WHAT YOU WILL DO:
Only the number is wanted: how many lines contain the string "yangi"?
===== DATA LISTING =====
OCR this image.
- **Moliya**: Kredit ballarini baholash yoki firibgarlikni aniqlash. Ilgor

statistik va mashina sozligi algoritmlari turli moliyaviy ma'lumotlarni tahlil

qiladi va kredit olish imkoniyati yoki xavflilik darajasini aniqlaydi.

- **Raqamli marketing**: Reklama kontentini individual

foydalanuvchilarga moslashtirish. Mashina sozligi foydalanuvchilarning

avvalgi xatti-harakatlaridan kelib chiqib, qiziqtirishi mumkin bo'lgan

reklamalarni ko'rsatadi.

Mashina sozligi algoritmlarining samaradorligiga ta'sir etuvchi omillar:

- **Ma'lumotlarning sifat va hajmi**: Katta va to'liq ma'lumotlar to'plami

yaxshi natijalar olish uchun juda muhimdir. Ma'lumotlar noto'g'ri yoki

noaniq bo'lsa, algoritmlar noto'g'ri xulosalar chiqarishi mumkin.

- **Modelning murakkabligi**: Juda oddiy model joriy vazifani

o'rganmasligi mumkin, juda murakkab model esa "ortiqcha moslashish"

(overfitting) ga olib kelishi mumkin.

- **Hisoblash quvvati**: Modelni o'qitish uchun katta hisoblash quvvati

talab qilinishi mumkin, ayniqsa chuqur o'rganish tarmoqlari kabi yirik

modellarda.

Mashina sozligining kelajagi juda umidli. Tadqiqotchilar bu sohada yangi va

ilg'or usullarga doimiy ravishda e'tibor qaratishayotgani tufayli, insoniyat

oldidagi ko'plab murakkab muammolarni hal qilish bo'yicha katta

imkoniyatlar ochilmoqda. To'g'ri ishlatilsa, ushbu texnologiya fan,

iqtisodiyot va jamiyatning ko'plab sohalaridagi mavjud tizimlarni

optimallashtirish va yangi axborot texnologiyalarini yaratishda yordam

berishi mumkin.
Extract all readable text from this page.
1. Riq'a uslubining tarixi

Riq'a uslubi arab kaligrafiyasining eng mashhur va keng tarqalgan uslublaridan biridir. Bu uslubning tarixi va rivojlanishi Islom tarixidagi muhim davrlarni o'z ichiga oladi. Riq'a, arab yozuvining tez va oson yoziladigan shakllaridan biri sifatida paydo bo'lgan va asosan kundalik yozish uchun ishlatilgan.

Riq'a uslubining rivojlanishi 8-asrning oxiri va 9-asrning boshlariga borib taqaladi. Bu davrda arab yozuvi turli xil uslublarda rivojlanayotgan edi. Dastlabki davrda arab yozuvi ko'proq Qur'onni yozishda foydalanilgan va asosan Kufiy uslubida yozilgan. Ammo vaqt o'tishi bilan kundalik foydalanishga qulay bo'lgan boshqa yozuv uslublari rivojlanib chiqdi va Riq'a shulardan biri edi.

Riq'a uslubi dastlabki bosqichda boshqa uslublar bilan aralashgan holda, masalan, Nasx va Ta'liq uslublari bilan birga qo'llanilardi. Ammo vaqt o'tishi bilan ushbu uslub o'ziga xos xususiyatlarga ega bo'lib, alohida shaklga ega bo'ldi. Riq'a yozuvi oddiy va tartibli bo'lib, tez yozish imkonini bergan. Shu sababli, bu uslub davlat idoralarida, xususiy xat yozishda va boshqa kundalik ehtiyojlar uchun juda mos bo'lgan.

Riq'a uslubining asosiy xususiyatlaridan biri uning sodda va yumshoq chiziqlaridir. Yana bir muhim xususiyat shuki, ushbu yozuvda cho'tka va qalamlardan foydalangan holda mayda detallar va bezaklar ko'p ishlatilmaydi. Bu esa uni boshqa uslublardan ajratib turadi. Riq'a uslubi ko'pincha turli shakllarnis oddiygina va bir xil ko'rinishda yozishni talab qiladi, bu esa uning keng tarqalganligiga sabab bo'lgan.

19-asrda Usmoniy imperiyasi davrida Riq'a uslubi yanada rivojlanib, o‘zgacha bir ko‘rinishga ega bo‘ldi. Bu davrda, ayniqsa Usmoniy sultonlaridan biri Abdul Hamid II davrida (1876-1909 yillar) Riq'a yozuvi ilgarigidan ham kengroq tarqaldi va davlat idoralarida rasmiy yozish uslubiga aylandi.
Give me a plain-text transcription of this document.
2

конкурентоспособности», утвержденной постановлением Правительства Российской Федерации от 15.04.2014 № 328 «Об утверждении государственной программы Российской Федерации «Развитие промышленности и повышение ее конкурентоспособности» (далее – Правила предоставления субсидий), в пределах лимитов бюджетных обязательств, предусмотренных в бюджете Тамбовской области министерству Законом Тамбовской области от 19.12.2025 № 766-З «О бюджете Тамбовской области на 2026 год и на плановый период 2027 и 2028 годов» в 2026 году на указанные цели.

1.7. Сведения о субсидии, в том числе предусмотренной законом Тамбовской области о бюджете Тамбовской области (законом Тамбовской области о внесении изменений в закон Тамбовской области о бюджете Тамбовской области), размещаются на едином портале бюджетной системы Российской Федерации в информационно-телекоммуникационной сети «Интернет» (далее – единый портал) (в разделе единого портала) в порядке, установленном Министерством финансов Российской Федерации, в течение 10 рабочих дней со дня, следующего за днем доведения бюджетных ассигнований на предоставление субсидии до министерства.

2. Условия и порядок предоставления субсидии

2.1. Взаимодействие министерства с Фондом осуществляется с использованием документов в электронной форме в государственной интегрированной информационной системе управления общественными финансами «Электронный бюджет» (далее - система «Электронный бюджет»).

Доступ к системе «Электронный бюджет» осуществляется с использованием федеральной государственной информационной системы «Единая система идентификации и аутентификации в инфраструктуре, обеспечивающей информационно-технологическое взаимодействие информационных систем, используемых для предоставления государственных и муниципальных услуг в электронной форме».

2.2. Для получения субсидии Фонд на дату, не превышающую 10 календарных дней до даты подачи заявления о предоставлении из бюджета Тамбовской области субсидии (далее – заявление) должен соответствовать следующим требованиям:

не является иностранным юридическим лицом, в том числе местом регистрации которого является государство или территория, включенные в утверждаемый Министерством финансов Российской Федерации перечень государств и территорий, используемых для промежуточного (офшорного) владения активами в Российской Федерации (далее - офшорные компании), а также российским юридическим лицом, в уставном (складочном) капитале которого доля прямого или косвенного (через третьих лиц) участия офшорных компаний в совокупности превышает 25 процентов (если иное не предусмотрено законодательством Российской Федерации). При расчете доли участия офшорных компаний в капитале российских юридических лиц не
=====
ANSWER TO THIS TASK:
2